------ RECORDS FOR PROCESSING

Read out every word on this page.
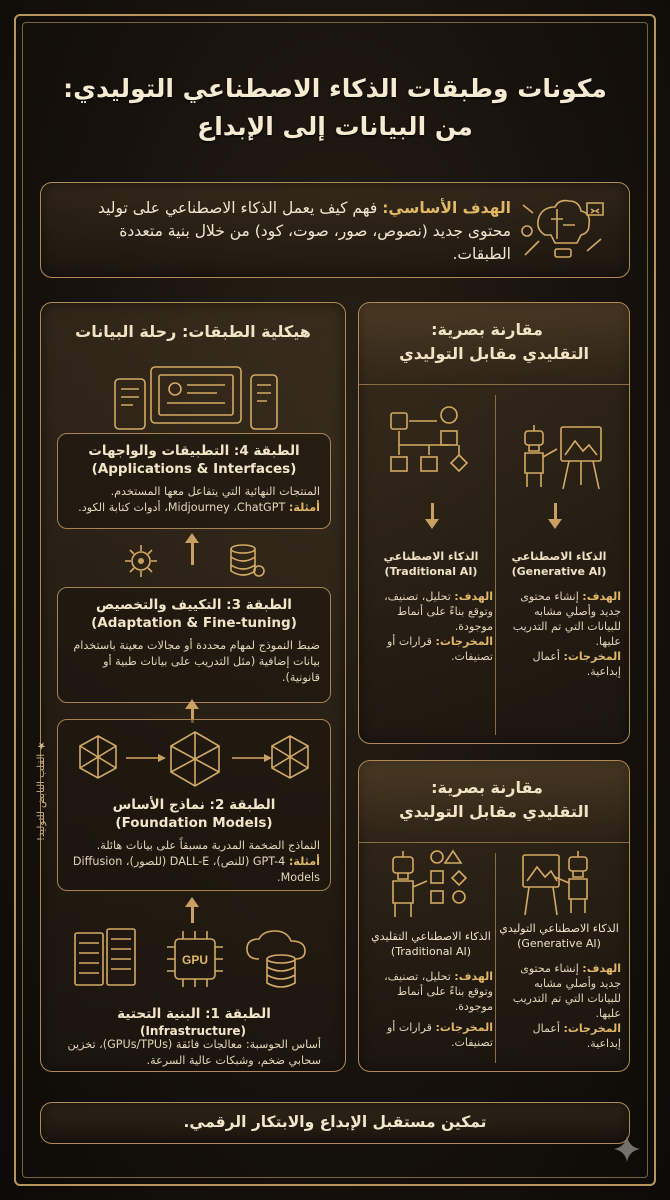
مكونات وطبقات الذكاء الاصطناعي التوليدي:
من البيانات إلى الإبداع
الهدف الأساسي: فهم كيف يعمل الذكاء الاصطناعي على توليد محتوى جديد (نصوص، صور، صوت، كود) من خلال بنية متعددة الطبقات.
هيكلية الطبقات: رحلة البيانات
الطبقة 4: التطبيقات والواجهات
(Applications & Interfaces)
المنتجات النهائية التي يتفاعل معها المستخدم.
أمثلة: Midjourney ،ChatGPT، أدوات كتابة الكود.
الطبقة 3: التكييف والتخصيص
(Adaptation & Fine-tuning)
ضبط النموذج لمهام محددة أو مجالات معينة باستخدام بيانات إضافية (مثل التدريب على بيانات طبية أو قانونية).
الطبقة 2: نماذج الأساس
(Foundation Models)
النماذج الضخمة المدربة مسبقاً على بيانات هائلة.
أمثلة: GPT-4 (للنص)، DALL-E (للصور)، Diffusion Models.
GPU
الطبقة 1: البنية التحتية
أساس الحوسبة: معالجات فائقة (GPUs/TPUs)، تخزين سحابي ضخم، وشبكات عالية السرعة.
(Infrastructure)
★ القلب النابض للتوليد!
مقارنة بصرية:
التقليدي مقابل التوليدي
الذكاء الاصطناعي
(Generative AI)
الهدف: إنشاء محتوى جديد وأصلي مشابه للبيانات التي تم التدريب عليها.
المخرجات: أعمال إبداعية.
الذكاء الاصطناعي
(Traditional AI)
الهدف: تحليل، تصنيف، وتوقع بناءً على أنماط موجودة.
المخرجات: قرارات أو تصنيفات.
مقارنة بصرية:
التقليدي مقابل التوليدي
الذكاء الاصطناعي التوليدي
(Generative AI)
الهدف: إنشاء محتوى جديد وأصلي مشابه للبيانات التي تم التدريب عليها.
المخرجات: أعمال إبداعية.
الذكاء الاصطناعي التقليدي
(Traditional AI)
الهدف: تحليل، تصنيف، وتوقع بناءً على أنماط موجودة.
المخرجات: قرارات أو تصنيفات.
تمكين مستقبل الإبداع والابتكار الرقمي.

------------

WORK TO BE COMPLETED
All records should be output exactly, with the pictures left out.

THE RESPONSE
Read out every word on this page.
مكونات وطبقات الذكاء الاصطناعي التوليدي:
من البيانات إلى الإبداع
الهدف الأساسي: فهم كيف يعمل الذكاء الاصطناعي على توليد محتوى جديد (نصوص، صور، صوت، كود) من خلال بنية متعددة الطبقات.
هيكلية الطبقات: رحلة البيانات
الطبقة 4: التطبيقات والواجهات
(Applications & Interfaces)
المنتجات النهائية التي يتفاعل معها المستخدم.
أمثلة: Midjourney ،ChatGPT، أدوات كتابة الكود.
الطبقة 3: التكييف والتخصيص
(Adaptation & Fine-tuning)
ضبط النموذج لمهام محددة أو مجالات معينة باستخدام بيانات إضافية (مثل التدريب على بيانات طبية أو قانونية).
الطبقة 2: نماذج الأساس
(Foundation Models)
النماذج الضخمة المدربة مسبقاً على بيانات هائلة.
أمثلة: GPT-4 (للنص)، DALL-E (للصور)، Diffusion Models.
GPU
الطبقة 1: البنية التحتية
أساس الحوسبة: معالجات فائقة (GPUs/TPUs)، تخزين سحابي ضخم، وشبكات عالية السرعة.
(Infrastructure)
★ القلب النابض للتوليد!
مقارنة بصرية:
التقليدي مقابل التوليدي
الذكاء الاصطناعي
(Generative AI)
الهدف: إنشاء محتوى جديد وأصلي مشابه للبيانات التي تم التدريب عليها.
المخرجات: أعمال إبداعية.
الذكاء الاصطناعي
(Traditional AI)
الهدف: تحليل، تصنيف، وتوقع بناءً على أنماط موجودة.
المخرجات: قرارات أو تصنيفات.
مقارنة بصرية:
التقليدي مقابل التوليدي
الذكاء الاصطناعي التوليدي
(Generative AI)
الهدف: إنشاء محتوى جديد وأصلي مشابه للبيانات التي تم التدريب عليها.
المخرجات: أعمال إبداعية.
الذكاء الاصطناعي التقليدي
(Traditional AI)
الهدف: تحليل، تصنيف، وتوقع بناءً على أنماط موجودة.
المخرجات: قرارات أو تصنيفات.
تمكين مستقبل الإبداع والابتكار الرقمي.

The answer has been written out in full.